YOUR INSTRUCTIONS:
All entries are to be quoted exactly; the images stay out of the copy.

[Records excerpted from a collection]
----------------------------------------
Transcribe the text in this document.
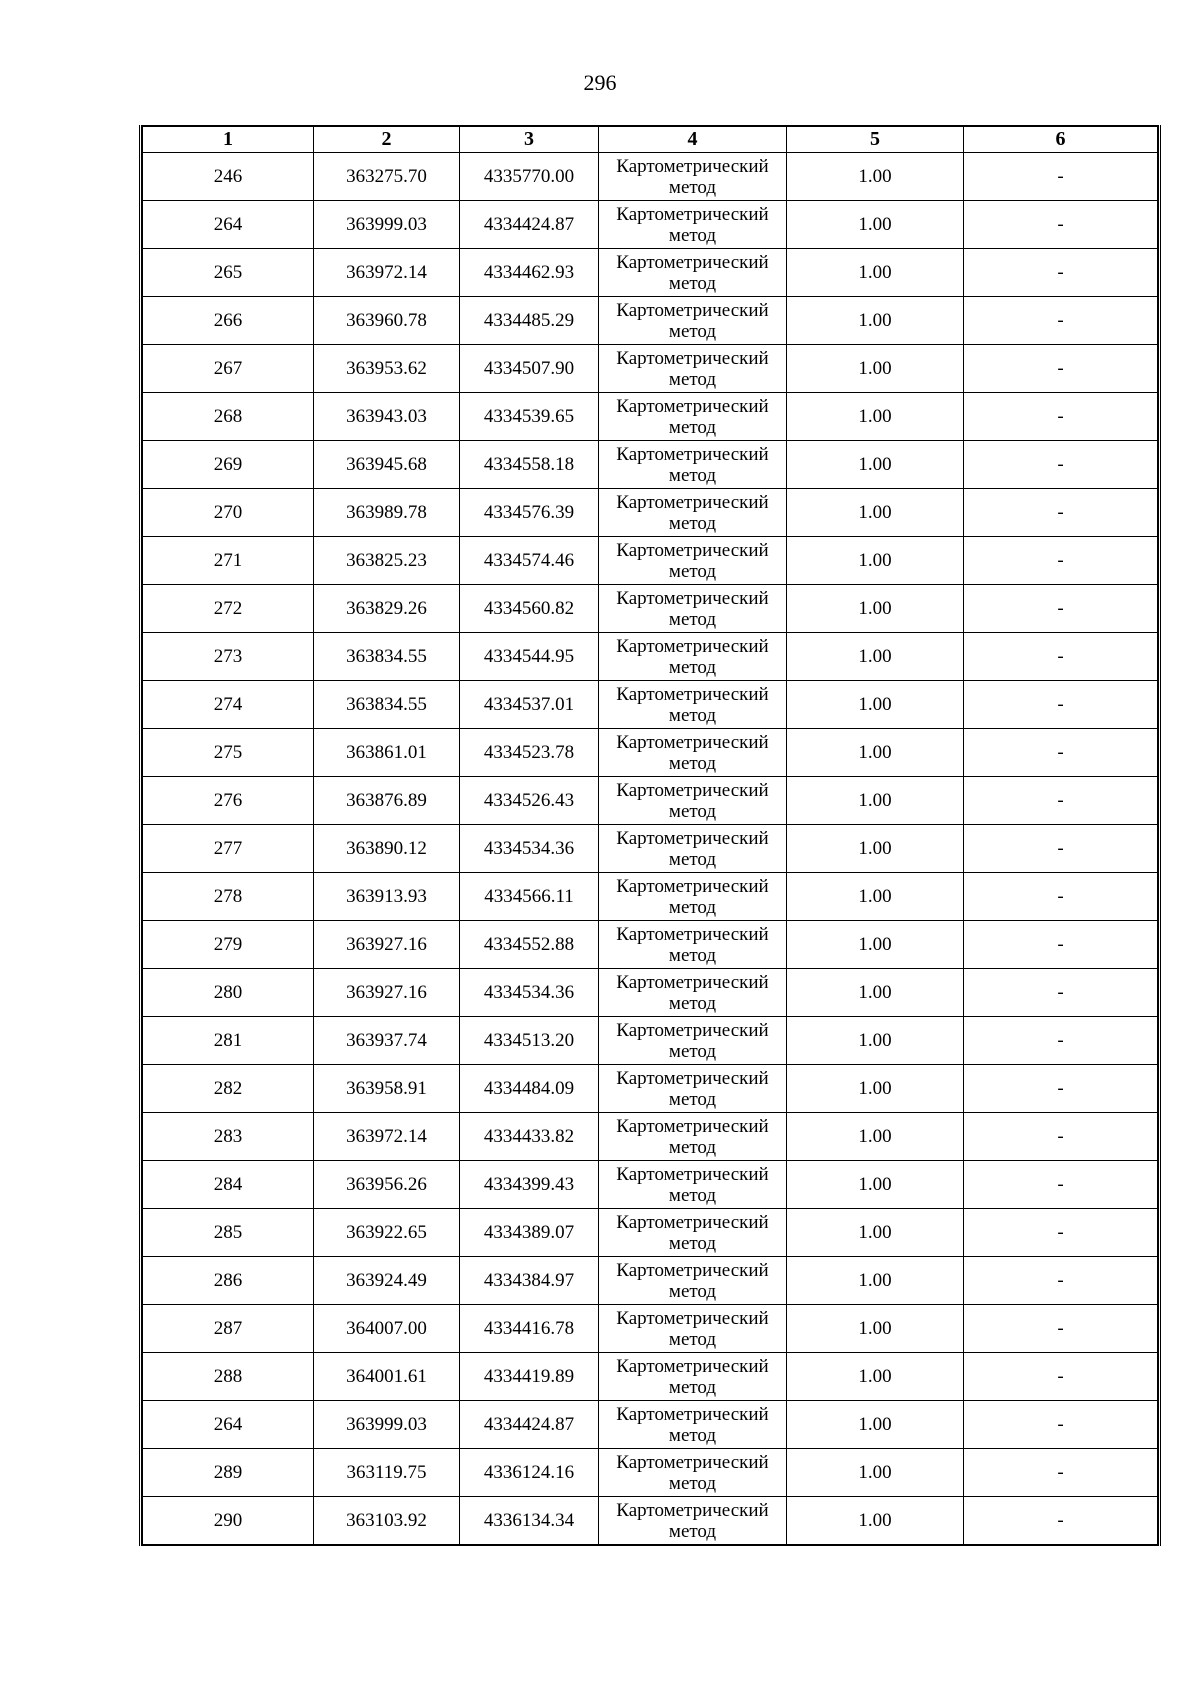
296
1	2	3	4	5	6
246	363275.70	4335770.00	Картометрический метод	1.00	-
264	363999.03	4334424.87	Картометрический метод	1.00	-
265	363972.14	4334462.93	Картометрический метод	1.00	-
266	363960.78	4334485.29	Картометрический метод	1.00	-
267	363953.62	4334507.90	Картометрический метод	1.00	-
268	363943.03	4334539.65	Картометрический метод	1.00	-
269	363945.68	4334558.18	Картометрический метод	1.00	-
270	363989.78	4334576.39	Картометрический метод	1.00	-
271	363825.23	4334574.46	Картометрический метод	1.00	-
272	363829.26	4334560.82	Картометрический метод	1.00	-
273	363834.55	4334544.95	Картометрический метод	1.00	-
274	363834.55	4334537.01	Картометрический метод	1.00	-
275	363861.01	4334523.78	Картометрический метод	1.00	-
276	363876.89	4334526.43	Картометрический метод	1.00	-
277	363890.12	4334534.36	Картометрический метод	1.00	-
278	363913.93	4334566.11	Картометрический метод	1.00	-
279	363927.16	4334552.88	Картометрический метод	1.00	-
280	363927.16	4334534.36	Картометрический метод	1.00	-
281	363937.74	4334513.20	Картометрический метод	1.00	-
282	363958.91	4334484.09	Картометрический метод	1.00	-
283	363972.14	4334433.82	Картометрический метод	1.00	-
284	363956.26	4334399.43	Картометрический метод	1.00	-
285	363922.65	4334389.07	Картометрический метод	1.00	-
286	363924.49	4334384.97	Картометрический метод	1.00	-
287	364007.00	4334416.78	Картометрический метод	1.00	-
288	364001.61	4334419.89	Картометрический метод	1.00	-
264	363999.03	4334424.87	Картометрический метод	1.00	-
289	363119.75	4336124.16	Картометрический метод	1.00	-
290	363103.92	4336134.34	Картометрический метод	1.00	-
----------------------------------------
FULL ANSWER:
Transcribe the text in this document.
296
1	2	3	4	5	6
246	363275.70	4335770.00	Картометрический метод	1.00	-
264	363999.03	4334424.87	Картометрический метод	1.00	-
265	363972.14	4334462.93	Картометрический метод	1.00	-
266	363960.78	4334485.29	Картометрический метод	1.00	-
267	363953.62	4334507.90	Картометрический метод	1.00	-
268	363943.03	4334539.65	Картометрический метод	1.00	-
269	363945.68	4334558.18	Картометрический метод	1.00	-
270	363989.78	4334576.39	Картометрический метод	1.00	-
271	363825.23	4334574.46	Картометрический метод	1.00	-
272	363829.26	4334560.82	Картометрический метод	1.00	-
273	363834.55	4334544.95	Картометрический метод	1.00	-
274	363834.55	4334537.01	Картометрический метод	1.00	-
275	363861.01	4334523.78	Картометрический метод	1.00	-
276	363876.89	4334526.43	Картометрический метод	1.00	-
277	363890.12	4334534.36	Картометрический метод	1.00	-
278	363913.93	4334566.11	Картометрический метод	1.00	-
279	363927.16	4334552.88	Картометрический метод	1.00	-
280	363927.16	4334534.36	Картометрический метод	1.00	-
281	363937.74	4334513.20	Картометрический метод	1.00	-
282	363958.91	4334484.09	Картометрический метод	1.00	-
283	363972.14	4334433.82	Картометрический метод	1.00	-
284	363956.26	4334399.43	Картометрический метод	1.00	-
285	363922.65	4334389.07	Картометрический метод	1.00	-
286	363924.49	4334384.97	Картометрический метод	1.00	-
287	364007.00	4334416.78	Картометрический метод	1.00	-
288	364001.61	4334419.89	Картометрический метод	1.00	-
264	363999.03	4334424.87	Картометрический метод	1.00	-
289	363119.75	4336124.16	Картометрический метод	1.00	-
290	363103.92	4336134.34	Картометрический метод	1.00	-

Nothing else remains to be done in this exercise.